» What is being asked
Below are some entries; can you quote all of them exactly?

» Exercise inputs
-*-*-
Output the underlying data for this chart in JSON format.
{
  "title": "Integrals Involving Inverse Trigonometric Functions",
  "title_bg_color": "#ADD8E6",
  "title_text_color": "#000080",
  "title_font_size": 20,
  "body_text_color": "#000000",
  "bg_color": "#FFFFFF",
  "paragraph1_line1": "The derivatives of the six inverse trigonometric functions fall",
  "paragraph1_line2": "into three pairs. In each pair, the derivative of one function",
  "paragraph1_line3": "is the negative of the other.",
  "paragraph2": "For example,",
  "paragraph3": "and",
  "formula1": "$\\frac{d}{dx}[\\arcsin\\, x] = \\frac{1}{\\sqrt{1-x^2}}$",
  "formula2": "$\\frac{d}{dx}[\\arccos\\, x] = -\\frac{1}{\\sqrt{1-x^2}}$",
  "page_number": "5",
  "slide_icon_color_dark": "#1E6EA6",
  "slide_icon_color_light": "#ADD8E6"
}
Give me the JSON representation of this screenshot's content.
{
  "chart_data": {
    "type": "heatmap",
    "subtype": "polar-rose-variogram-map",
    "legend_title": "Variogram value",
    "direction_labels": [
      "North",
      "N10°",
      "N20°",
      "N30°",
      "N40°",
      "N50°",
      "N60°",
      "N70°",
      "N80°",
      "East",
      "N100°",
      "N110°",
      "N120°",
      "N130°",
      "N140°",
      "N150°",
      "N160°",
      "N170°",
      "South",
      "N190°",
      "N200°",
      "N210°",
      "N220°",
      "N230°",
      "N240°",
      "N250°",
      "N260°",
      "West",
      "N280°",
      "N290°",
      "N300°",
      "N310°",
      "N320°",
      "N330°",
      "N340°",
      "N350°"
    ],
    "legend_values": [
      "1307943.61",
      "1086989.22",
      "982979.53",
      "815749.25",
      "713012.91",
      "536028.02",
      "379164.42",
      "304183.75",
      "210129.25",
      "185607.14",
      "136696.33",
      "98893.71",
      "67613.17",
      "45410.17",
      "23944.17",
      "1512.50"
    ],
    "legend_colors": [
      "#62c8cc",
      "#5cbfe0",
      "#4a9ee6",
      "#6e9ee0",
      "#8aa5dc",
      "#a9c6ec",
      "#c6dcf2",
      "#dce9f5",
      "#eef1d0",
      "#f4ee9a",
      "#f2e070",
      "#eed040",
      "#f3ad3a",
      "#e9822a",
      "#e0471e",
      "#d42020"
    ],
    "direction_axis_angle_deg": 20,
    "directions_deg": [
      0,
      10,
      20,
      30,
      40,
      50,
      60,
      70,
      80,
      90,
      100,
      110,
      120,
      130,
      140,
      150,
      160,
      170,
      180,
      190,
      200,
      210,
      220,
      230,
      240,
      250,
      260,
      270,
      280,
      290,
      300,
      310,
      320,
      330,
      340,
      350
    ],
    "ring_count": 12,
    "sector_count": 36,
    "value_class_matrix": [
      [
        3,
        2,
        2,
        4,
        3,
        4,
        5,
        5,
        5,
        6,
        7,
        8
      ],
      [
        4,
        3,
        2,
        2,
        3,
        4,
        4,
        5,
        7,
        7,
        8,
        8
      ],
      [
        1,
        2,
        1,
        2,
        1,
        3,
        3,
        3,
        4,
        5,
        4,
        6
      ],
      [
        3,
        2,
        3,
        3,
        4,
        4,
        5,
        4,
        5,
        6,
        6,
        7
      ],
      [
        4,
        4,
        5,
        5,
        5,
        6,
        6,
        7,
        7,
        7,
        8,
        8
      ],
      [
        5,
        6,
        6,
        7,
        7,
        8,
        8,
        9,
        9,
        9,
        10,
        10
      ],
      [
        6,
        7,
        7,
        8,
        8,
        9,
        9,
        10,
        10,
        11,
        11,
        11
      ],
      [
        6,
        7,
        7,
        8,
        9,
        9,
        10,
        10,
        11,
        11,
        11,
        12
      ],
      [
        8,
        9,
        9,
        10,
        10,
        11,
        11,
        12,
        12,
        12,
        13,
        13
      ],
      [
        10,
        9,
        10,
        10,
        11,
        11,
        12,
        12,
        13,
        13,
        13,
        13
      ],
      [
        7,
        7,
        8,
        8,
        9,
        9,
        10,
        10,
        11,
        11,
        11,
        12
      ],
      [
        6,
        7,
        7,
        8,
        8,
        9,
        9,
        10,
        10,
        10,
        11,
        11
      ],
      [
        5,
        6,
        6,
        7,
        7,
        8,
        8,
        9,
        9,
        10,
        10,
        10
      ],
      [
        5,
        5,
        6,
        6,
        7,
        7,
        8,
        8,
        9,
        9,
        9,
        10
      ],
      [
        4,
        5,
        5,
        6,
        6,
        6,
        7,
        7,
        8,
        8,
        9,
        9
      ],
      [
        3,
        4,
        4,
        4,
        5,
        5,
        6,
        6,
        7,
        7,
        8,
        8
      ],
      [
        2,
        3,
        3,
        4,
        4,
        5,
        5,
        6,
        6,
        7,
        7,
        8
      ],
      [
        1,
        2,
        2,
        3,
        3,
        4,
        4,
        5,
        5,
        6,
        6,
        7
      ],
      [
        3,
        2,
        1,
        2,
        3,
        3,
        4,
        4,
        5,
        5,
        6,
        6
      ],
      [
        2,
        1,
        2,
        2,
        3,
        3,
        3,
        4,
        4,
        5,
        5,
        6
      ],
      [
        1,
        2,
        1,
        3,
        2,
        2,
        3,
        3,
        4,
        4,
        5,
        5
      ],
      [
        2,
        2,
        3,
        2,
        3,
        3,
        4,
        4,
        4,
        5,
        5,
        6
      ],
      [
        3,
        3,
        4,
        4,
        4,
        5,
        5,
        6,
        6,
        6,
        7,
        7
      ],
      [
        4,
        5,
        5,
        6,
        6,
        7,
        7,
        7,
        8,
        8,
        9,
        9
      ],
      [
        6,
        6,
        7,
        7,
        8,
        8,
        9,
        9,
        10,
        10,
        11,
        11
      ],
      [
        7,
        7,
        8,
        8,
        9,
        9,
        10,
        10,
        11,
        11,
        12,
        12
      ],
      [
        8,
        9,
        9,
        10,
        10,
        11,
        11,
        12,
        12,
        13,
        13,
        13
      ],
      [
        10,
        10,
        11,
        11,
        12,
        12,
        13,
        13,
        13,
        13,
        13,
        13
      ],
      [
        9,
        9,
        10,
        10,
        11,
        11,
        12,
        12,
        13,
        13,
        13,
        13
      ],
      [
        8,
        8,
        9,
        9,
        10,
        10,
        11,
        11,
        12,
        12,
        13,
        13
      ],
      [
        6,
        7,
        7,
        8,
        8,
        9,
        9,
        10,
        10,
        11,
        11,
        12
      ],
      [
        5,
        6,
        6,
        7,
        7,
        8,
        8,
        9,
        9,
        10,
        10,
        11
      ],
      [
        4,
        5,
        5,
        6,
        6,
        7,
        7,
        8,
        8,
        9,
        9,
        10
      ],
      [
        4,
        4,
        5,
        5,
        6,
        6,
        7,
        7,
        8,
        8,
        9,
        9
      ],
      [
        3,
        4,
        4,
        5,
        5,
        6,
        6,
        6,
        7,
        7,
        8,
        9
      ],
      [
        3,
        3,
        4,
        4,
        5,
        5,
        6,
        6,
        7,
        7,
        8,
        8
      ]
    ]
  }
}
-*-*-
» Final result
Output the underlying data for this chart in JSON format.
{
  "title": "Integrals Involving Inverse Trigonometric Functions",
  "title_bg_color": "#ADD8E6",
  "title_text_color": "#000080",
  "title_font_size": 20,
  "body_text_color": "#000000",
  "bg_color": "#FFFFFF",
  "paragraph1_line1": "The derivatives of the six inverse trigonometric functions fall",
  "paragraph1_line2": "into three pairs. In each pair, the derivative of one function",
  "paragraph1_line3": "is the negative of the other.",
  "paragraph2": "For example,",
  "paragraph3": "and",
  "formula1": "$\\frac{d}{dx}[\\arcsin\\, x] = \\frac{1}{\\sqrt{1-x^2}}$",
  "formula2": "$\\frac{d}{dx}[\\arccos\\, x] = -\\frac{1}{\\sqrt{1-x^2}}$",
  "page_number": "5",
  "slide_icon_color_dark": "#1E6EA6",
  "slide_icon_color_light": "#ADD8E6"
}
Give me the JSON representation of this screenshot's content.
{
  "chart_data": {
    "type": "heatmap",
    "subtype": "polar-rose-variogram-map",
    "legend_title": "Variogram value",
    "direction_labels": [
      "North",
      "N10°",
      "N20°",
      "N30°",
      "N40°",
      "N50°",
      "N60°",
      "N70°",
      "N80°",
      "East",
      "N100°",
      "N110°",
      "N120°",
      "N130°",
      "N140°",
      "N150°",
      "N160°",
      "N170°",
      "South",
      "N190°",
      "N200°",
      "N210°",
      "N220°",
      "N230°",
      "N240°",
      "N250°",
      "N260°",
      "West",
      "N280°",
      "N290°",
      "N300°",
      "N310°",
      "N320°",
      "N330°",
      "N340°",
      "N350°"
    ],
    "legend_values": [
      "1307943.61",
      "1086989.22",
      "982979.53",
      "815749.25",
      "713012.91",
      "536028.02",
      "379164.42",
      "304183.75",
      "210129.25",
      "185607.14",
      "136696.33",
      "98893.71",
      "67613.17",
      "45410.17",
      "23944.17",
      "1512.50"
    ],
    "legend_colors": [
      "#62c8cc",
      "#5cbfe0",
      "#4a9ee6",
      "#6e9ee0",
      "#8aa5dc",
      "#a9c6ec",
      "#c6dcf2",
      "#dce9f5",
      "#eef1d0",
      "#f4ee9a",
      "#f2e070",
      "#eed040",
      "#f3ad3a",
      "#e9822a",
      "#e0471e",
      "#d42020"
    ],
    "direction_axis_angle_deg": 20,
    "directions_deg": [
      0,
      10,
      20,
      30,
      40,
      50,
      60,
      70,
      80,
      90,
      100,
      110,
      120,
      130,
      140,
      150,
      160,
      170,
      180,
      190,
      200,
      210,
      220,
      230,
      240,
      250,
      260,
      270,
      280,
      290,
      300,
      310,
      320,
      330,
      340,
      350
    ],
    "ring_count": 12,
    "sector_count": 36,
    "value_class_matrix": [
      [
        3,
        2,
        2,
        4,
        3,
        4,
        5,
        5,
        5,
        6,
        7,
        8
      ],
      [
        4,
        3,
        2,
        2,
        3,
        4,
        4,
        5,
        7,
        7,
        8,
        8
      ],
      [
        1,
        2,
        1,
        2,
        1,
        3,
        3,
        3,
        4,
        5,
        4,
        6
      ],
      [
        3,
        2,
        3,
        3,
        4,
        4,
        5,
        4,
        5,
        6,
        6,
        7
      ],
      [
        4,
        4,
        5,
        5,
        5,
        6,
        6,
        7,
        7,
        7,
        8,
        8
      ],
      [
        5,
        6,
        6,
        7,
        7,
        8,
        8,
        9,
        9,
        9,
        10,
        10
      ],
      [
        6,
        7,
        7,
        8,
        8,
        9,
        9,
        10,
        10,
        11,
        11,
        11
      ],
      [
        6,
        7,
        7,
        8,
        9,
        9,
        10,
        10,
        11,
        11,
        11,
        12
      ],
      [
        8,
        9,
        9,
        10,
        10,
        11,
        11,
        12,
        12,
        12,
        13,
        13
      ],
      [
        10,
        9,
        10,
        10,
        11,
        11,
        12,
        12,
        13,
        13,
        13,
        13
      ],
      [
        7,
        7,
        8,
        8,
        9,
        9,
        10,
        10,
        11,
        11,
        11,
        12
      ],
      [
        6,
        7,
        7,
        8,
        8,
        9,
        9,
        10,
        10,
        10,
        11,
        11
      ],
      [
        5,
        6,
        6,
        7,
        7,
        8,
        8,
        9,
        9,
        10,
        10,
        10
      ],
      [
        5,
        5,
        6,
        6,
        7,
        7,
        8,
        8,
        9,
        9,
        9,
        10
      ],
      [
        4,
        5,
        5,
        6,
        6,
        6,
        7,
        7,
        8,
        8,
        9,
        9
      ],
      [
        3,
        4,
        4,
        4,
        5,
        5,
        6,
        6,
        7,
        7,
        8,
        8
      ],
      [
        2,
        3,
        3,
        4,
        4,
        5,
        5,
        6,
        6,
        7,
        7,
        8
      ],
      [
        1,
        2,
        2,
        3,
        3,
        4,
        4,
        5,
        5,
        6,
        6,
        7
      ],
      [
        3,
        2,
        1,
        2,
        3,
        3,
        4,
        4,
        5,
        5,
        6,
        6
      ],
      [
        2,
        1,
        2,
        2,
        3,
        3,
        3,
        4,
        4,
        5,
        5,
        6
      ],
      [
        1,
        2,
        1,
        3,
        2,
        2,
        3,
        3,
        4,
        4,
        5,
        5
      ],
      [
        2,
        2,
        3,
        2,
        3,
        3,
        4,
        4,
        4,
        5,
        5,
        6
      ],
      [
        3,
        3,
        4,
        4,
        4,
        5,
        5,
        6,
        6,
        6,
        7,
        7
      ],
      [
        4,
        5,
        5,
        6,
        6,
        7,
        7,
        7,
        8,
        8,
        9,
        9
      ],
      [
        6,
        6,
        7,
        7,
        8,
        8,
        9,
        9,
        10,
        10,
        11,
        11
      ],
      [
        7,
        7,
        8,
        8,
        9,
        9,
        10,
        10,
        11,
        11,
        12,
        12
      ],
      [
        8,
        9,
        9,
        10,
        10,
        11,
        11,
        12,
        12,
        13,
        13,
        13
      ],
      [
        10,
        10,
        11,
        11,
        12,
        12,
        13,
        13,
        13,
        13,
        13,
        13
      ],
      [
        9,
        9,
        10,
        10,
        11,
        11,
        12,
        12,
        13,
        13,
        13,
        13
      ],
      [
        8,
        8,
        9,
        9,
        10,
        10,
        11,
        11,
        12,
        12,
        13,
        13
      ],
      [
        6,
        7,
        7,
        8,
        8,
        9,
        9,
        10,
        10,
        11,
        11,
        12
      ],
      [
        5,
        6,
        6,
        7,
        7,
        8,
        8,
        9,
        9,
        10,
        10,
        11
      ],
      [
        4,
        5,
        5,
        6,
        6,
        7,
        7,
        8,
        8,
        9,
        9,
        10
      ],
      [
        4,
        4,
        5,
        5,
        6,
        6,
        7,
        7,
        8,
        8,
        9,
        9
      ],
      [
        3,
        4,
        4,
        5,
        5,
        6,
        6,
        6,
        7,
        7,
        8,
        9
      ],
      [
        3,
        3,
        4,
        4,
        5,
        5,
        6,
        6,
        7,
        7,
        8,
        8
      ]
    ]
  }
}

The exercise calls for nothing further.